| Stated problem |
Below are some entries. Output each one exactly as it appears.

| Rows |
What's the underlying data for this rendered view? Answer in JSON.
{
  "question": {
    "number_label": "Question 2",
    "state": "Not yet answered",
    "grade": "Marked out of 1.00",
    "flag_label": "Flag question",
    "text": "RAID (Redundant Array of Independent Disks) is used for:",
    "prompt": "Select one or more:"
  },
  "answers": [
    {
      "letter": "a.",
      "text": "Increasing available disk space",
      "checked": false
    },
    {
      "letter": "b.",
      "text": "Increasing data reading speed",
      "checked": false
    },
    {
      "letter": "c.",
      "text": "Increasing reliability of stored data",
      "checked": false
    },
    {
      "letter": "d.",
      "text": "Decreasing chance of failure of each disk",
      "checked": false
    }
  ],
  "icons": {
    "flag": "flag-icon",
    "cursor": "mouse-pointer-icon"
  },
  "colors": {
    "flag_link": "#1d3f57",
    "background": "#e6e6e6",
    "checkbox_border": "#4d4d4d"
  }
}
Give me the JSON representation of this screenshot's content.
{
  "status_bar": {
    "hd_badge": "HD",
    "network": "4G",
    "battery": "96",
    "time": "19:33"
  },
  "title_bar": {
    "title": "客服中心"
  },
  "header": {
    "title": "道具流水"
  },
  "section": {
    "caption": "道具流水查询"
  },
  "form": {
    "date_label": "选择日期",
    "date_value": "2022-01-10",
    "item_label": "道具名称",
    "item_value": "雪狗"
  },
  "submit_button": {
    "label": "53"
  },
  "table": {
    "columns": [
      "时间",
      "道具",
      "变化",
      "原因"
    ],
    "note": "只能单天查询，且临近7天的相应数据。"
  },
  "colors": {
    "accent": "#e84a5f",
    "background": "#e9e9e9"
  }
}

| Response |
What's the underlying data for this rendered view? Answer in JSON.
{
  "question": {
    "number_label": "Question 2",
    "state": "Not yet answered",
    "grade": "Marked out of 1.00",
    "flag_label": "Flag question",
    "text": "RAID (Redundant Array of Independent Disks) is used for:",
    "prompt": "Select one or more:"
  },
  "answers": [
    {
      "letter": "a.",
      "text": "Increasing available disk space",
      "checked": false
    },
    {
      "letter": "b.",
      "text": "Increasing data reading speed",
      "checked": false
    },
    {
      "letter": "c.",
      "text": "Increasing reliability of stored data",
      "checked": false
    },
    {
      "letter": "d.",
      "text": "Decreasing chance of failure of each disk",
      "checked": false
    }
  ],
  "icons": {
    "flag": "flag-icon",
    "cursor": "mouse-pointer-icon"
  },
  "colors": {
    "flag_link": "#1d3f57",
    "background": "#e6e6e6",
    "checkbox_border": "#4d4d4d"
  }
}
Give me the JSON representation of this screenshot's content.
{
  "status_bar": {
    "hd_badge": "HD",
    "network": "4G",
    "battery": "96",
    "time": "19:33"
  },
  "title_bar": {
    "title": "客服中心"
  },
  "header": {
    "title": "道具流水"
  },
  "section": {
    "caption": "道具流水查询"
  },
  "form": {
    "date_label": "选择日期",
    "date_value": "2022-01-10",
    "item_label": "道具名称",
    "item_value": "雪狗"
  },
  "submit_button": {
    "label": "53"
  },
  "table": {
    "columns": [
      "时间",
      "道具",
      "变化",
      "原因"
    ],
    "note": "只能单天查询，且临近7天的相应数据。"
  },
  "colors": {
    "accent": "#e84a5f",
    "background": "#e9e9e9"
  }
}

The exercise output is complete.